▶ [CHALLENGE] In full and without alteration, give the listing again.

----

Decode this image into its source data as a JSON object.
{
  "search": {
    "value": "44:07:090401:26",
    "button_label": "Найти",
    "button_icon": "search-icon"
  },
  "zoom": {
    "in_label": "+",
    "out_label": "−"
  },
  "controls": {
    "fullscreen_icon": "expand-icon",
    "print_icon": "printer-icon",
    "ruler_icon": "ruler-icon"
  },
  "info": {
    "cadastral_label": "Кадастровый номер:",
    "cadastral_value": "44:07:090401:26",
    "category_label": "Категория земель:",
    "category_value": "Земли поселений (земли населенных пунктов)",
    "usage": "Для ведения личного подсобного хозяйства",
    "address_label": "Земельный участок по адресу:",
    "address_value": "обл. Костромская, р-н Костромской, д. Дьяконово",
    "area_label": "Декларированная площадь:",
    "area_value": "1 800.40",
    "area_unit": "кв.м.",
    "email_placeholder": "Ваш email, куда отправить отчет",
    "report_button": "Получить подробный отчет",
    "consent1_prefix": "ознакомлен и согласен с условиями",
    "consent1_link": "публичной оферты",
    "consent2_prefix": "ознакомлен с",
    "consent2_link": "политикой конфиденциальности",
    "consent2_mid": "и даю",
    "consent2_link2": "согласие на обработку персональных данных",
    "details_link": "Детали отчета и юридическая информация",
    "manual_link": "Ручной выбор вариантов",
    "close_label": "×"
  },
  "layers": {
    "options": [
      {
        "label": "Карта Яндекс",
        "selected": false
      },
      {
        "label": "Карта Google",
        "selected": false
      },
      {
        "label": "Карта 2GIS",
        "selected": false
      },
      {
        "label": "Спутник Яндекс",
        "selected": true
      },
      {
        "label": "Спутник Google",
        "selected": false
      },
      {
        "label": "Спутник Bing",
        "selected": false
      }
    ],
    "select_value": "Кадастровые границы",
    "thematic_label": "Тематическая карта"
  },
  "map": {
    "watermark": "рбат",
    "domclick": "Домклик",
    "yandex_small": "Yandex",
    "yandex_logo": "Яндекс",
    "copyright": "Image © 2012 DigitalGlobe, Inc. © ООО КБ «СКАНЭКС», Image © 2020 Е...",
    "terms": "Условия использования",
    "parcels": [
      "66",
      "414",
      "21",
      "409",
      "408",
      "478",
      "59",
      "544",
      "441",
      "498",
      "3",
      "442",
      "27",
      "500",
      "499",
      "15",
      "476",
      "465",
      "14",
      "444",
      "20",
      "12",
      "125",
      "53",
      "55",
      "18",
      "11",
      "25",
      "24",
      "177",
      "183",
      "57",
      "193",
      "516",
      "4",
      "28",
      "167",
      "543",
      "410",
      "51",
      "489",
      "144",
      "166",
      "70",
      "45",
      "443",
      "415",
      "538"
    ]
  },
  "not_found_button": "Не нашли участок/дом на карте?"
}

----

▶ [RESULT OF THE EXERCISE]
Decode this image into its source data as a JSON object.
{
  "search": {
    "value": "44:07:090401:26",
    "button_label": "Найти",
    "button_icon": "search-icon"
  },
  "zoom": {
    "in_label": "+",
    "out_label": "−"
  },
  "controls": {
    "fullscreen_icon": "expand-icon",
    "print_icon": "printer-icon",
    "ruler_icon": "ruler-icon"
  },
  "info": {
    "cadastral_label": "Кадастровый номер:",
    "cadastral_value": "44:07:090401:26",
    "category_label": "Категория земель:",
    "category_value": "Земли поселений (земли населенных пунктов)",
    "usage": "Для ведения личного подсобного хозяйства",
    "address_label": "Земельный участок по адресу:",
    "address_value": "обл. Костромская, р-н Костромской, д. Дьяконово",
    "area_label": "Декларированная площадь:",
    "area_value": "1 800.40",
    "area_unit": "кв.м.",
    "email_placeholder": "Ваш email, куда отправить отчет",
    "report_button": "Получить подробный отчет",
    "consent1_prefix": "ознакомлен и согласен с условиями",
    "consent1_link": "публичной оферты",
    "consent2_prefix": "ознакомлен с",
    "consent2_link": "политикой конфиденциальности",
    "consent2_mid": "и даю",
    "consent2_link2": "согласие на обработку персональных данных",
    "details_link": "Детали отчета и юридическая информация",
    "manual_link": "Ручной выбор вариантов",
    "close_label": "×"
  },
  "layers": {
    "options": [
      {
        "label": "Карта Яндекс",
        "selected": false
      },
      {
        "label": "Карта Google",
        "selected": false
      },
      {
        "label": "Карта 2GIS",
        "selected": false
      },
      {
        "label": "Спутник Яндекс",
        "selected": true
      },
      {
        "label": "Спутник Google",
        "selected": false
      },
      {
        "label": "Спутник Bing",
        "selected": false
      }
    ],
    "select_value": "Кадастровые границы",
    "thematic_label": "Тематическая карта"
  },
  "map": {
    "watermark": "рбат",
    "domclick": "Домклик",
    "yandex_small": "Yandex",
    "yandex_logo": "Яндекс",
    "copyright": "Image © 2012 DigitalGlobe, Inc. © ООО КБ «СКАНЭКС», Image © 2020 Е...",
    "terms": "Условия использования",
    "parcels": [
      "66",
      "414",
      "21",
      "409",
      "408",
      "478",
      "59",
      "544",
      "441",
      "498",
      "3",
      "442",
      "27",
      "500",
      "499",
      "15",
      "476",
      "465",
      "14",
      "444",
      "20",
      "12",
      "125",
      "53",
      "55",
      "18",
      "11",
      "25",
      "24",
      "177",
      "183",
      "57",
      "193",
      "516",
      "4",
      "28",
      "167",
      "543",
      "410",
      "51",
      "489",
      "144",
      "166",
      "70",
      "45",
      "443",
      "415",
      "538"
    ]
  },
  "not_found_button": "Не нашли участок/дом на карте?"
}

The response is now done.